(Dataset items)
════
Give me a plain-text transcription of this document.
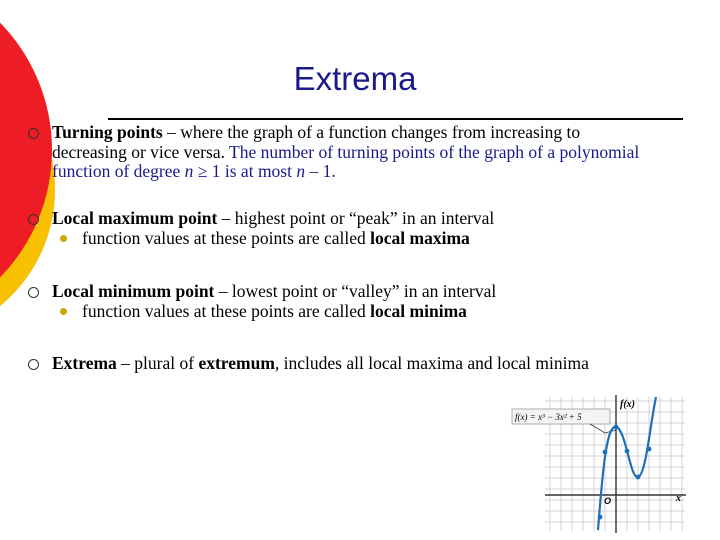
Extrema
Turning points – where the graph of a function changes from increasing to decreasing or vice versa. The number of turning points of the graph of a polynomial function of degree n ≥ 1 is at most n – 1.
Local maximum point – highest point or “peak” in an interval
function values at these points are called local maxima
Local minimum point – lowest point or “valley” in an interval
function values at these points are called local minima
Extrema – plural of extremum, includes all local maxima and local minima
f(x)
x
O
f(x) = x³ − 3x² + 5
════
*Given problem*: Go through the listing above and write it out again exactly, dropping the pictures.

*Solution for this task*:
Give me a plain-text transcription of this document.
Extrema
Turning points – where the graph of a function changes from increasing to decreasing or vice versa. The number of turning points of the graph of a polynomial function of degree n ≥ 1 is at most n – 1.
Local maximum point – highest point or “peak” in an interval
function values at these points are called local maxima
Local minimum point – lowest point or “valley” in an interval
function values at these points are called local minima
Extrema – plural of extremum, includes all local maxima and local minima
f(x)
x
O
f(x) = x³ − 3x² + 5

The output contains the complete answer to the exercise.